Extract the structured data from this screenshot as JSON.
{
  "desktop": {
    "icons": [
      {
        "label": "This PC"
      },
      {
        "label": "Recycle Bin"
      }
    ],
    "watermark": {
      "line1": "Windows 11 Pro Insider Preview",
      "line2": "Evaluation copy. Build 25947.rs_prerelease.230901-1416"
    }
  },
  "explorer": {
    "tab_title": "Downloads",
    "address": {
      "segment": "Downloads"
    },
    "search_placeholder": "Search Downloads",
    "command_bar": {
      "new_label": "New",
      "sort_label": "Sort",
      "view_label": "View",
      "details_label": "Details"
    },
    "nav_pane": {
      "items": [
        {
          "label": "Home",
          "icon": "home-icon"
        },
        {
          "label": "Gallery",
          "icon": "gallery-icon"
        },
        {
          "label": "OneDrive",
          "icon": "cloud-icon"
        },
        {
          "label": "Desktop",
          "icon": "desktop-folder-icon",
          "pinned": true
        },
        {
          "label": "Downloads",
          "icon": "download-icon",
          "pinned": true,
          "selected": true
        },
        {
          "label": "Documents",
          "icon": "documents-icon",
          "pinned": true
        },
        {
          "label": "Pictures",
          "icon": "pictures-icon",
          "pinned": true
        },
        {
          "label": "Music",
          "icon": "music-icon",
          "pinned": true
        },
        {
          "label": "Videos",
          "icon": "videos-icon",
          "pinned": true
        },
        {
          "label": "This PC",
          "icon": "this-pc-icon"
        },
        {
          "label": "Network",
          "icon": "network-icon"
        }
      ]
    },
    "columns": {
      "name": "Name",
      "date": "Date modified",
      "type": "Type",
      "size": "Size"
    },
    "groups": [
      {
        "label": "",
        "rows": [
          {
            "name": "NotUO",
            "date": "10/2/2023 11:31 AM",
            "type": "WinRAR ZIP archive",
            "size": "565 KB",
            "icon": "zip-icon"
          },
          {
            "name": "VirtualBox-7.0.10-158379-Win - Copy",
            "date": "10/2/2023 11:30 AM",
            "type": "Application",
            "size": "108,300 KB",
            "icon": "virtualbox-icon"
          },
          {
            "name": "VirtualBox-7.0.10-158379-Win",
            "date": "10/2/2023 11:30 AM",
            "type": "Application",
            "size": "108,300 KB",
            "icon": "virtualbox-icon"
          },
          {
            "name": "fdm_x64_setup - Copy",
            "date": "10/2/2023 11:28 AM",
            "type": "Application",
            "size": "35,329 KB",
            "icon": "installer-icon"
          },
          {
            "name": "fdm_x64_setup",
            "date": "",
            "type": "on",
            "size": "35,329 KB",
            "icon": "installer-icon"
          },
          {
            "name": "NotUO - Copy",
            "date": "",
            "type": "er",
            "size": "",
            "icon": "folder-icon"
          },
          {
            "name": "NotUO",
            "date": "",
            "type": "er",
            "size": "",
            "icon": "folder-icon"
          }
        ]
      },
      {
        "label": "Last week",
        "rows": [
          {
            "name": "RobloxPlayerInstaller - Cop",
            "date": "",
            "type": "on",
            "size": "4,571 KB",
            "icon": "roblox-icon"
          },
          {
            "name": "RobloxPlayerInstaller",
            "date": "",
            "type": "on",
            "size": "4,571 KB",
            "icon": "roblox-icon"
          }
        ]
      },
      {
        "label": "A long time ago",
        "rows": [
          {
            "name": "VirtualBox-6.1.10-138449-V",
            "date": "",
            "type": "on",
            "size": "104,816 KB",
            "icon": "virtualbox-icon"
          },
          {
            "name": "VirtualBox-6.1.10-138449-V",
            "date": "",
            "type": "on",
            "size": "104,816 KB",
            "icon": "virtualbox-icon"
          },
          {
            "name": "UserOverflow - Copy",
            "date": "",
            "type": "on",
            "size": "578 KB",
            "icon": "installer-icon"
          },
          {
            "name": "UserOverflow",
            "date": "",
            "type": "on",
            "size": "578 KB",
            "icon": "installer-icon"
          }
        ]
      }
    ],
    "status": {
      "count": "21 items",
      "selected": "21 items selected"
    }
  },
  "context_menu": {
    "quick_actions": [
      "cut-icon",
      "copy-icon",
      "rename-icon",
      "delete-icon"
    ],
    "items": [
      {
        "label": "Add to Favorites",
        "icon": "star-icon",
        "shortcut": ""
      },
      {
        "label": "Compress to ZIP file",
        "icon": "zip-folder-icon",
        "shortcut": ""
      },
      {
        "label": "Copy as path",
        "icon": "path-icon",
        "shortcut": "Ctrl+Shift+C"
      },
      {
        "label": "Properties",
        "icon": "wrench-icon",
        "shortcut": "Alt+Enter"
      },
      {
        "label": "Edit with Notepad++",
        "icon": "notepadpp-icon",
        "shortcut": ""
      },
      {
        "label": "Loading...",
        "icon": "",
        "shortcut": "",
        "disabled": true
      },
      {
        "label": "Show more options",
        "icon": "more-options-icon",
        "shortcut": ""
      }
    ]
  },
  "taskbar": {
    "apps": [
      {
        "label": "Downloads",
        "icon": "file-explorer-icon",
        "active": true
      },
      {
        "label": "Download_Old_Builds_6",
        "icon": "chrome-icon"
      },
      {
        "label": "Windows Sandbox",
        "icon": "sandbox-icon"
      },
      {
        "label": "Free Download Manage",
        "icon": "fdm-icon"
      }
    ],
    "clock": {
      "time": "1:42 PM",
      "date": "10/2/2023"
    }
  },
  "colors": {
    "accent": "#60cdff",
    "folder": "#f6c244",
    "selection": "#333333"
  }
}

------------

All of the data must be returned exactly.

Result of this exercise
Extract the structured data from this screenshot as JSON.
{
  "desktop": {
    "icons": [
      {
        "label": "This PC"
      },
      {
        "label": "Recycle Bin"
      }
    ],
    "watermark": {
      "line1": "Windows 11 Pro Insider Preview",
      "line2": "Evaluation copy. Build 25947.rs_prerelease.230901-1416"
    }
  },
  "explorer": {
    "tab_title": "Downloads",
    "address": {
      "segment": "Downloads"
    },
    "search_placeholder": "Search Downloads",
    "command_bar": {
      "new_label": "New",
      "sort_label": "Sort",
      "view_label": "View",
      "details_label": "Details"
    },
    "nav_pane": {
      "items": [
        {
          "label": "Home",
          "icon": "home-icon"
        },
        {
          "label": "Gallery",
          "icon": "gallery-icon"
        },
        {
          "label": "OneDrive",
          "icon": "cloud-icon"
        },
        {
          "label": "Desktop",
          "icon": "desktop-folder-icon",
          "pinned": true
        },
        {
          "label": "Downloads",
          "icon": "download-icon",
          "pinned": true,
          "selected": true
        },
        {
          "label": "Documents",
          "icon": "documents-icon",
          "pinned": true
        },
        {
          "label": "Pictures",
          "icon": "pictures-icon",
          "pinned": true
        },
        {
          "label": "Music",
          "icon": "music-icon",
          "pinned": true
        },
        {
          "label": "Videos",
          "icon": "videos-icon",
          "pinned": true
        },
        {
          "label": "This PC",
          "icon": "this-pc-icon"
        },
        {
          "label": "Network",
          "icon": "network-icon"
        }
      ]
    },
    "columns": {
      "name": "Name",
      "date": "Date modified",
      "type": "Type",
      "size": "Size"
    },
    "groups": [
      {
        "label": "",
        "rows": [
          {
            "name": "NotUO",
            "date": "10/2/2023 11:31 AM",
            "type": "WinRAR ZIP archive",
            "size": "565 KB",
            "icon": "zip-icon"
          },
          {
            "name": "VirtualBox-7.0.10-158379-Win - Copy",
            "date": "10/2/2023 11:30 AM",
            "type": "Application",
            "size": "108,300 KB",
            "icon": "virtualbox-icon"
          },
          {
            "name": "VirtualBox-7.0.10-158379-Win",
            "date": "10/2/2023 11:30 AM",
            "type": "Application",
            "size": "108,300 KB",
            "icon": "virtualbox-icon"
          },
          {
            "name": "fdm_x64_setup - Copy",
            "date": "10/2/2023 11:28 AM",
            "type": "Application",
            "size": "35,329 KB",
            "icon": "installer-icon"
          },
          {
            "name": "fdm_x64_setup",
            "date": "",
            "type": "on",
            "size": "35,329 KB",
            "icon": "installer-icon"
          },
          {
            "name": "NotUO - Copy",
            "date": "",
            "type": "er",
            "size": "",
            "icon": "folder-icon"
          },
          {
            "name": "NotUO",
            "date": "",
            "type": "er",
            "size": "",
            "icon": "folder-icon"
          }
        ]
      },
      {
        "label": "Last week",
        "rows": [
          {
            "name": "RobloxPlayerInstaller - Cop",
            "date": "",
            "type": "on",
            "size": "4,571 KB",
            "icon": "roblox-icon"
          },
          {
            "name": "RobloxPlayerInstaller",
            "date": "",
            "type": "on",
            "size": "4,571 KB",
            "icon": "roblox-icon"
          }
        ]
      },
      {
        "label": "A long time ago",
        "rows": [
          {
            "name": "VirtualBox-6.1.10-138449-V",
            "date": "",
            "type": "on",
            "size": "104,816 KB",
            "icon": "virtualbox-icon"
          },
          {
            "name": "VirtualBox-6.1.10-138449-V",
            "date": "",
            "type": "on",
            "size": "104,816 KB",
            "icon": "virtualbox-icon"
          },
          {
            "name": "UserOverflow - Copy",
            "date": "",
            "type": "on",
            "size": "578 KB",
            "icon": "installer-icon"
          },
          {
            "name": "UserOverflow",
            "date": "",
            "type": "on",
            "size": "578 KB",
            "icon": "installer-icon"
          }
        ]
      }
    ],
    "status": {
      "count": "21 items",
      "selected": "21 items selected"
    }
  },
  "context_menu": {
    "quick_actions": [
      "cut-icon",
      "copy-icon",
      "rename-icon",
      "delete-icon"
    ],
    "items": [
      {
        "label": "Add to Favorites",
        "icon": "star-icon",
        "shortcut": ""
      },
      {
        "label": "Compress to ZIP file",
        "icon": "zip-folder-icon",
        "shortcut": ""
      },
      {
        "label": "Copy as path",
        "icon": "path-icon",
        "shortcut": "Ctrl+Shift+C"
      },
      {
        "label": "Properties",
        "icon": "wrench-icon",
        "shortcut": "Alt+Enter"
      },
      {
        "label": "Edit with Notepad++",
        "icon": "notepadpp-icon",
        "shortcut": ""
      },
      {
        "label": "Loading...",
        "icon": "",
        "shortcut": "",
        "disabled": true
      },
      {
        "label": "Show more options",
        "icon": "more-options-icon",
        "shortcut": ""
      }
    ]
  },
  "taskbar": {
    "apps": [
      {
        "label": "Downloads",
        "icon": "file-explorer-icon",
        "active": true
      },
      {
        "label": "Download_Old_Builds_6",
        "icon": "chrome-icon"
      },
      {
        "label": "Windows Sandbox",
        "icon": "sandbox-icon"
      },
      {
        "label": "Free Download Manage",
        "icon": "fdm-icon"
      }
    ],
    "clock": {
      "time": "1:42 PM",
      "date": "10/2/2023"
    }
  },
  "colors": {
    "accent": "#60cdff",
    "folder": "#f6c244",
    "selection": "#333333"
  }
}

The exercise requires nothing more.